— Directions —
Could you rewrite the Letter 226J text from "Letter 226J outlines" up to and including "under the ACA.", with "premium tax credit" replaced by "premium subsidy"?

Letter 226J outlines several things for the ALE receiving it. The letter will tell the ALE what the proposed penalty assessment could be and will also state whether the assessment is based on an “A” or “B” Penalty. An “A” Penalty is assessed when at least one full-time employee is provided a premium tax credit when the employee obtains coverage in the healthcare marketplace exchange. An ALE may be subject to a “B” Penalty if employees decline substandard coverage (aka coverage offered is not affordable) offered by the ALE and then receive a tax credit when obtaining coverage from the marketplace exchange. The letter also provides a list to the ALE of the full-time employees that received a premium tax credit and therefore created the potential for a penalty under the ACA.
It is very important for ALE’s to respond to Letter 226J and do so in a timely manner. The IRS provides 30 days, from the date of issuance, for ALE’s to respond, and if no response is made by the ALE, the IRS will conclude the employer does not disagree with the proposed assessment. ALE’s should not assume that because they received a letter that they will owe a penalty or that the amount outlined in the letter is the amount they will ultimately pay to the IRS for non-compliance with the ACA. Additionally, if no response is made to the IRS, the IRS will demand payment by issuing notice CP 220J. Only once the notice and demand for payment is received is the ALE required to make the penalty payment. Letter 226J is not requesting any payment but is giving ALE’s the chance to respond/disagree with the decision initially made by the IRS & Marketplace.
Letter 226J clearly outlines instructions on how to respond to the letter if the ALE feels that it is not liable for the proposed penalty. ALE’s will complete Form 14764 responding to the IRS that it does not agree with the penalty determination. The ALE will provide the IRS with a signed statement explaining why it does not agree with the determination. Any supporting documentation should be provided to the IRS (for example, records indicating dates of termination of employees, proof that the ALE offered coverage to full-time employees) and any other information requested in Letter 226J. The ALE should also make any changes to the Employee Premium Tax Credit (PTC) Listing that was enclosed with Letter 226J. The Employee PTC Listing (Form 14765) will be included with Letter 226J and Form 14764 (ESRP Response). The Employee PTC Listing identifies each employee who received a PTC by month and also the line 14 and line 16 indicator codes that were provided on the employee’s 1095-C form. If the ALE provided the incorrect indicator codes on form 1095-C, the Employee PTC Listing provides a line for the ALE to correct the codes used.
Once the IRS receives the response to Letter 226J, it will acknowledge that it has received the response by sending the ALE a version of Letter 227. There are 5 versions of Letter 227, and the ALE will receive the appropriate version, acknowledging receipt of their response and an outline of any further action that may be required.
IRS has begun notifying employers of their potential liability for an ACA employer shared responsibility payment in connection with the 2015 calendar year. It recently released Forms 14764 and 14765, which employers can use to dispute the assessment.

— Information shown —
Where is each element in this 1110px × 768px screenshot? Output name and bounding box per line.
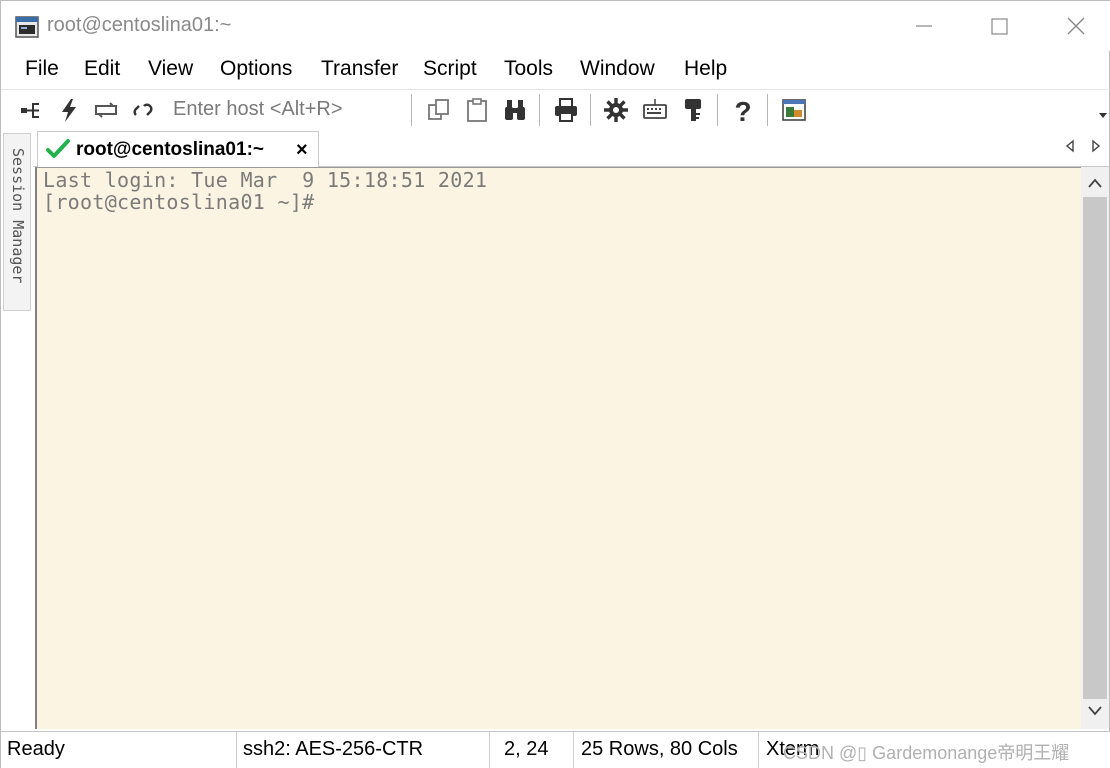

— Response —
Letter 226J outlines several things for the ALE receiving it. The letter will tell the ALE what the proposed penalty assessment could be and will also state whether the assessment is based on an “A” or “B” Penalty. An “A” Penalty is assessed when at least one full-time employee is provided a premium subsidy when the employee obtains coverage in the healthcare marketplace exchange. An ALE may be subject to a “B” Penalty if employees decline substandard coverage (aka coverage offered is not affordable) offered by the ALE and then receive a tax credit when obtaining coverage from the marketplace exchange. The letter also provides a list to the ALE of the full-time employees that received a premium subsidy and therefore created the potential for a penalty under the ACA.